## REQUEST
From the listing below, pull each line that includes "text".
═══ DATA ENTRIES ═══
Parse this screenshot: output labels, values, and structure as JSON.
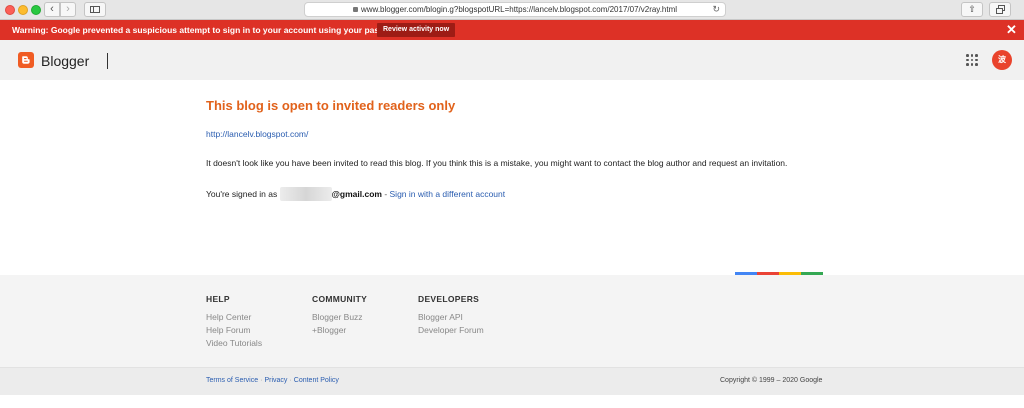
{
  "browser": {
    "url": "www.blogger.com/blogin.g?blogspotURL=https://lancelv.blogspot.com/2017/07/v2ray.html",
    "back_glyph": "‹",
    "forward_glyph": "›",
    "reload_glyph": "↻",
    "share_glyph": "⇧"
  },
  "warning": {
    "text": "Warning: Google prevented a suspicious attempt to sign in to your account using your password.",
    "button": "Review activity now",
    "close": "✕",
    "bg_color": "#dd3126"
  },
  "header": {
    "brand": "Blogger",
    "avatar_initial": "波"
  },
  "main": {
    "title": "This blog is open to invited readers only",
    "blog_url": "http://lancelv.blogspot.com/",
    "message": "It doesn't look like you have been invited to read this blog. If you think this is a mistake, you might want to contact the blog author and request an invitation.",
    "signed_in_prefix": "You're signed in as",
    "email_suffix": "@gmail.com",
    "separator": " - ",
    "switch_account": "Sign in with a different account"
  },
  "footer": {
    "help": {
      "heading": "HELP",
      "links": [
        "Help Center",
        "Help Forum",
        "Video Tutorials"
      ]
    },
    "community": {
      "heading": "COMMUNITY",
      "links": [
        "Blogger Buzz",
        "+Blogger"
      ]
    },
    "developers": {
      "heading": "DEVELOPERS",
      "links": [
        "Blogger API",
        "Developer Forum"
      ]
    },
    "legal": [
      "Terms of Service",
      "Privacy",
      "Content Policy"
    ],
    "legal_separator": "·",
    "copyright": "Copyright © 1999 – 2020 Google"
  },
  "colors": {
    "title": "#e1621b",
    "link": "#2a5db0",
    "blogger_orange": "#f05c24",
    "google_bar": [
      "#4285f4",
      "#ea4335",
      "#fbbc05",
      "#34a853"
    ]
  }
}
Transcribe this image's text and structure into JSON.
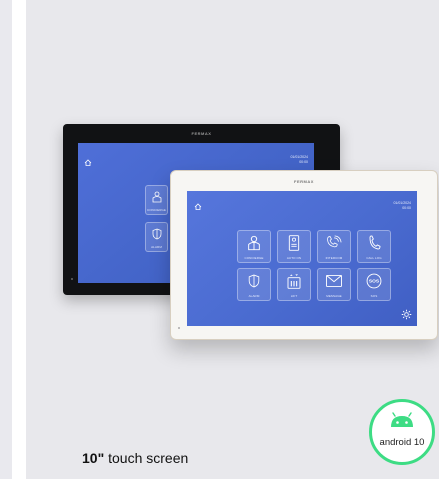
{
  "brand": "FERMAX",
  "screen": {
    "date": "01/01/2024",
    "time": "00:00"
  },
  "tiles": {
    "concierge": "CONCIERGE",
    "auto_on": "AUTO ON",
    "intercom": "INTERCOM",
    "call_log": "CALL LOG",
    "alarm": "ALARM",
    "lift": "LIFT",
    "message": "MESSAGE",
    "sos": "SOS"
  },
  "badge": {
    "label": "android 10",
    "color": "#3ddc84"
  },
  "caption": {
    "size": "10\"",
    "text": " touch screen"
  }
}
═══
## SOLVED PROBLEM
    "text": "Warning: Google prevented a suspicious attempt to sign in to your account using your password.",
Transcribe this image's text and structure into JSON.
    "text": " touch screen"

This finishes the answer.